(Records contained in a dataset)
┄┄┄┄┄┄┄┄┄┄┄┄┄┄┄┄┄┄┄┄

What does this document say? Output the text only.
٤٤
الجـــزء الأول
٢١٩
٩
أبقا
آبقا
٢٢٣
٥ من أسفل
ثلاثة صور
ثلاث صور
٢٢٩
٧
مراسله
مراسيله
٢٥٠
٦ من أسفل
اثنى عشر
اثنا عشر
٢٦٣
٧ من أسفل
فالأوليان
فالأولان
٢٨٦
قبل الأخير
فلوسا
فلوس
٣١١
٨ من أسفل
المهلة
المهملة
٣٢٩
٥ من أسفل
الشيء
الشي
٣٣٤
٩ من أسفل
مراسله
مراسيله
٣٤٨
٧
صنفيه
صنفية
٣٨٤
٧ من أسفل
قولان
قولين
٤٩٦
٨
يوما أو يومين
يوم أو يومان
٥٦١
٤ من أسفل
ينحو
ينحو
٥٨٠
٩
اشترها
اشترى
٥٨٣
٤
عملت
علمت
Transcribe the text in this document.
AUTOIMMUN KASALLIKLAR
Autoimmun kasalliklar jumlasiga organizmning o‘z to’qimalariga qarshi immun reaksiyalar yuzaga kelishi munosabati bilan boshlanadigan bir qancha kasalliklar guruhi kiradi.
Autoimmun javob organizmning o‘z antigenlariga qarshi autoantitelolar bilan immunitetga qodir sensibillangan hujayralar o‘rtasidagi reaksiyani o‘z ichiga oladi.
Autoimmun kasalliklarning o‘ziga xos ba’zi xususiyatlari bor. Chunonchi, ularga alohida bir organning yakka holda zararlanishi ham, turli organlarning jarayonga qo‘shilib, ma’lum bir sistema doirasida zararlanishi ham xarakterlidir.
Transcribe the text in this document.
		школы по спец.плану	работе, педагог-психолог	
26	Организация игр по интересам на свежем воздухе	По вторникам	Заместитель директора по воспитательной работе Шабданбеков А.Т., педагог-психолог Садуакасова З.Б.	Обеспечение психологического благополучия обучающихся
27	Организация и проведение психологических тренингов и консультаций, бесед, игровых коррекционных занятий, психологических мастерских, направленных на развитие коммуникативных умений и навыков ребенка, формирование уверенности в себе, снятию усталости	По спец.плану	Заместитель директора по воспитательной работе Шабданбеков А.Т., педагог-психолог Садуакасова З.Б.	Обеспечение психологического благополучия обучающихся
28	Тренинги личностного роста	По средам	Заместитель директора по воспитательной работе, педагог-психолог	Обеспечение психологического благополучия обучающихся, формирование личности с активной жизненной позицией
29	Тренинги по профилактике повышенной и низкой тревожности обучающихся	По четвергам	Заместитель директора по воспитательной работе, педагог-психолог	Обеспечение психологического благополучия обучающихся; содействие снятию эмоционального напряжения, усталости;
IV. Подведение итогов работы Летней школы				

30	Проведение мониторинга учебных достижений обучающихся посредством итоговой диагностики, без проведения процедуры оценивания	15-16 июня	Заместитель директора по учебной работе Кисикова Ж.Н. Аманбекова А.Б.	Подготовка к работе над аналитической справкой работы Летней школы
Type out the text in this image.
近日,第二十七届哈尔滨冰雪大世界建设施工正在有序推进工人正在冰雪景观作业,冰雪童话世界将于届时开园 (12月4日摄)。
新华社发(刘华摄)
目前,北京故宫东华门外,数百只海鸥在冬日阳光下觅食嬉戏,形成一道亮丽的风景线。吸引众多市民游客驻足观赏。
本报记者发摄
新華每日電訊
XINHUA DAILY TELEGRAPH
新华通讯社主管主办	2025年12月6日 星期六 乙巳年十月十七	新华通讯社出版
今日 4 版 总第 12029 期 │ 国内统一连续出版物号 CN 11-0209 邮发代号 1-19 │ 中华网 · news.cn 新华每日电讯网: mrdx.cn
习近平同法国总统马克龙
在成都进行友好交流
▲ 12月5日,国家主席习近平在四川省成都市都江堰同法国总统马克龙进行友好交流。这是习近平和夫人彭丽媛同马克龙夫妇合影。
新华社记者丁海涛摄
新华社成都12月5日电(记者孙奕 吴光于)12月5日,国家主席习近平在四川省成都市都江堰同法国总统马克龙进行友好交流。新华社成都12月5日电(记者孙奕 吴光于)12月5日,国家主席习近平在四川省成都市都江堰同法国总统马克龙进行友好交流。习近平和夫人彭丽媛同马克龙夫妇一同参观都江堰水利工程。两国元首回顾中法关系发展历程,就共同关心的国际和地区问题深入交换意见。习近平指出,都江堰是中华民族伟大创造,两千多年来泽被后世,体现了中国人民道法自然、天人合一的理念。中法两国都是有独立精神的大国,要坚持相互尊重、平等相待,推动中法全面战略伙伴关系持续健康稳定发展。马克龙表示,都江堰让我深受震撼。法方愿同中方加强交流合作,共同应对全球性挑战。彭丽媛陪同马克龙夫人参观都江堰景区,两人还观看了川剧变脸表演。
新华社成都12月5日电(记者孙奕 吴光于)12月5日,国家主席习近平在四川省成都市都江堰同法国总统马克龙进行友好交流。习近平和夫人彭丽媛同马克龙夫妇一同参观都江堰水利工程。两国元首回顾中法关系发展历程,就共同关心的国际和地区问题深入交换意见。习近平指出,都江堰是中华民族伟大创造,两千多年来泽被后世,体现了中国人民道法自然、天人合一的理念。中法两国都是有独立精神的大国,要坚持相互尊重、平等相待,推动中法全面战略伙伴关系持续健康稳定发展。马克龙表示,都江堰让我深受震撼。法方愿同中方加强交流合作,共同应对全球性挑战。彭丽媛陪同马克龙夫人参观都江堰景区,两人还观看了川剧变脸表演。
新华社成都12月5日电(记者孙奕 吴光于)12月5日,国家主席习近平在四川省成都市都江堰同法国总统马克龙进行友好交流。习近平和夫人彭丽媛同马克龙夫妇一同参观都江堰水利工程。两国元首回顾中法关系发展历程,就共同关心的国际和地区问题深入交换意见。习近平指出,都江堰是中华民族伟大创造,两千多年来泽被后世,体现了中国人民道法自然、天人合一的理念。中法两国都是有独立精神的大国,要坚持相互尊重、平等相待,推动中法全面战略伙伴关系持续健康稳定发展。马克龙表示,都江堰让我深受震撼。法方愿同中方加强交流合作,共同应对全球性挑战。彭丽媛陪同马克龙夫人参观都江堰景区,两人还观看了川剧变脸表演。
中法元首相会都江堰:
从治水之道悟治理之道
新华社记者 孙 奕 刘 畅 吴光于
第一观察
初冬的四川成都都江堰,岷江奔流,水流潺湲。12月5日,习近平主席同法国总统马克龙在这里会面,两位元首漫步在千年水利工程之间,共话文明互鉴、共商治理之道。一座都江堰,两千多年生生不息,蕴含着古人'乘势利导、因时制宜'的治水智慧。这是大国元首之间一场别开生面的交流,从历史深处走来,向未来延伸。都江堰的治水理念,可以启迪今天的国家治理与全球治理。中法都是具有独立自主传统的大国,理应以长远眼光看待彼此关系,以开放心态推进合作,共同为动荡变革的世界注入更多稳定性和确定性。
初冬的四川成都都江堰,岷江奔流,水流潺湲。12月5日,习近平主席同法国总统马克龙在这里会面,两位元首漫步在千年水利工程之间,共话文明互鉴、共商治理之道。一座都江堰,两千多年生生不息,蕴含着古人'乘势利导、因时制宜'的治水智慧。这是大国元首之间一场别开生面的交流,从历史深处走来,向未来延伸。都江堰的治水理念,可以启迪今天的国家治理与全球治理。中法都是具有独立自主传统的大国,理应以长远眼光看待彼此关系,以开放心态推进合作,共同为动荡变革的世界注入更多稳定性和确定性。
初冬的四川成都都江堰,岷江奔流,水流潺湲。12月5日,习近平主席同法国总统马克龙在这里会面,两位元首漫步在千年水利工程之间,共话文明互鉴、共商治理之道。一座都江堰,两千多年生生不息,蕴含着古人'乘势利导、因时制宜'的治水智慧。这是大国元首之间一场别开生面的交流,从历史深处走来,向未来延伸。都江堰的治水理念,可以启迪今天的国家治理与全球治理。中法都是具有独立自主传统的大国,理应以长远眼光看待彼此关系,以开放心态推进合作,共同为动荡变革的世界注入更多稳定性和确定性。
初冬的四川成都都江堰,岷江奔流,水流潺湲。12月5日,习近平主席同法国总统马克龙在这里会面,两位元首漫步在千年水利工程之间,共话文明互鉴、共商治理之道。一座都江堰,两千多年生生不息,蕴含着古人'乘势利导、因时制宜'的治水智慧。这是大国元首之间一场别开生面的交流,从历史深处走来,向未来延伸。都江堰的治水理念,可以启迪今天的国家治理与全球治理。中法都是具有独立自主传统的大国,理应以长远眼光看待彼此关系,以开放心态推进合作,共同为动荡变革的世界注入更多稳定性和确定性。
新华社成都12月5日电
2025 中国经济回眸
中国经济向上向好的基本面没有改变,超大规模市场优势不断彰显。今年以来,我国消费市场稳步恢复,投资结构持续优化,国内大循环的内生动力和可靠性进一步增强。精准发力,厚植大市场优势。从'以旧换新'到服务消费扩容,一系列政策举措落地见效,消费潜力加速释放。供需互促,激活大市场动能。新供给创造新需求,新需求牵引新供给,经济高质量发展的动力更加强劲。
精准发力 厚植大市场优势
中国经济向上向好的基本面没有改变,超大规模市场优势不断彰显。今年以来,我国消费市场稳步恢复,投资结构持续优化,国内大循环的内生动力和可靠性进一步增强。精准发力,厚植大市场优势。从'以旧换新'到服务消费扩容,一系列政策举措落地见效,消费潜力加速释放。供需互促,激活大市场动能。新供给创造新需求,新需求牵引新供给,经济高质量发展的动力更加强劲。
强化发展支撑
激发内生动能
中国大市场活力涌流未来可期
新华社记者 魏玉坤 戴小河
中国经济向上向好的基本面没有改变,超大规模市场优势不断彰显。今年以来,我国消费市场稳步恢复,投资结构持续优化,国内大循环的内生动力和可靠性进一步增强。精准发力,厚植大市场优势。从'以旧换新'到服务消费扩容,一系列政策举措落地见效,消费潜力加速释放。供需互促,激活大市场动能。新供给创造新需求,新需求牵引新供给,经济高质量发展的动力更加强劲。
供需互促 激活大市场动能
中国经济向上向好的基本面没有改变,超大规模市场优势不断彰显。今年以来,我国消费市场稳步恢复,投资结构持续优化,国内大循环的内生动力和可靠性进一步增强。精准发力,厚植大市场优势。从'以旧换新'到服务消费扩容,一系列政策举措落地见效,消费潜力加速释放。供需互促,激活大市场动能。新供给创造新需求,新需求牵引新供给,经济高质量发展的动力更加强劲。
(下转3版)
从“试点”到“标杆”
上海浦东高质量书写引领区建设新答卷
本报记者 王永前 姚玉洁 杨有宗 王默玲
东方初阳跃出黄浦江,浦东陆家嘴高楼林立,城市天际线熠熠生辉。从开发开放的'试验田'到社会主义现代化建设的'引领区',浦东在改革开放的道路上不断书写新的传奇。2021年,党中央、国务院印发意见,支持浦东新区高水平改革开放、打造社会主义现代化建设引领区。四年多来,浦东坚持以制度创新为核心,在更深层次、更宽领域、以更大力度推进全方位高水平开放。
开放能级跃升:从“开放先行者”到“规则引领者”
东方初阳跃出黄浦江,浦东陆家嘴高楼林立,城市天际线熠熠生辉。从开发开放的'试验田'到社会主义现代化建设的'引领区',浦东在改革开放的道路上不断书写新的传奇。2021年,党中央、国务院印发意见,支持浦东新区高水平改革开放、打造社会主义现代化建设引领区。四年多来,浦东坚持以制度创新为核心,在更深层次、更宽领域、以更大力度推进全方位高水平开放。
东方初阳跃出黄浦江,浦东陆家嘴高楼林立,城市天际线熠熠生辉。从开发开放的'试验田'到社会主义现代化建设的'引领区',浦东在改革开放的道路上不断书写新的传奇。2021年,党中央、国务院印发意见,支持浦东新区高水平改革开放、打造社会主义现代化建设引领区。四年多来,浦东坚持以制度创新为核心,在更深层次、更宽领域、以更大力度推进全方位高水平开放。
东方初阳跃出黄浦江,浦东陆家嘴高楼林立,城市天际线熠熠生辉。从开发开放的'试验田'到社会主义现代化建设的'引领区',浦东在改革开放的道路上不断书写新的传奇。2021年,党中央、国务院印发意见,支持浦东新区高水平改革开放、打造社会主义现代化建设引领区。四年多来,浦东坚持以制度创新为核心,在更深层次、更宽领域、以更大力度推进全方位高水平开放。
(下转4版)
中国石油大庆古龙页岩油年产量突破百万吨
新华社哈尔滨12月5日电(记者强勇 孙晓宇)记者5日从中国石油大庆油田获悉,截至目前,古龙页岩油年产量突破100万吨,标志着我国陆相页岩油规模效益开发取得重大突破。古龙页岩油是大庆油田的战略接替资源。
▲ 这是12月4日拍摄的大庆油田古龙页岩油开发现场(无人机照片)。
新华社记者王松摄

┄┄┄┄┄┄┄┄┄┄┄┄┄┄┄┄┄┄┄┄

Above are records; say how many of their lines contain the word "школы", giving only the number.

[RESULT OF THIS EXERCISE] 3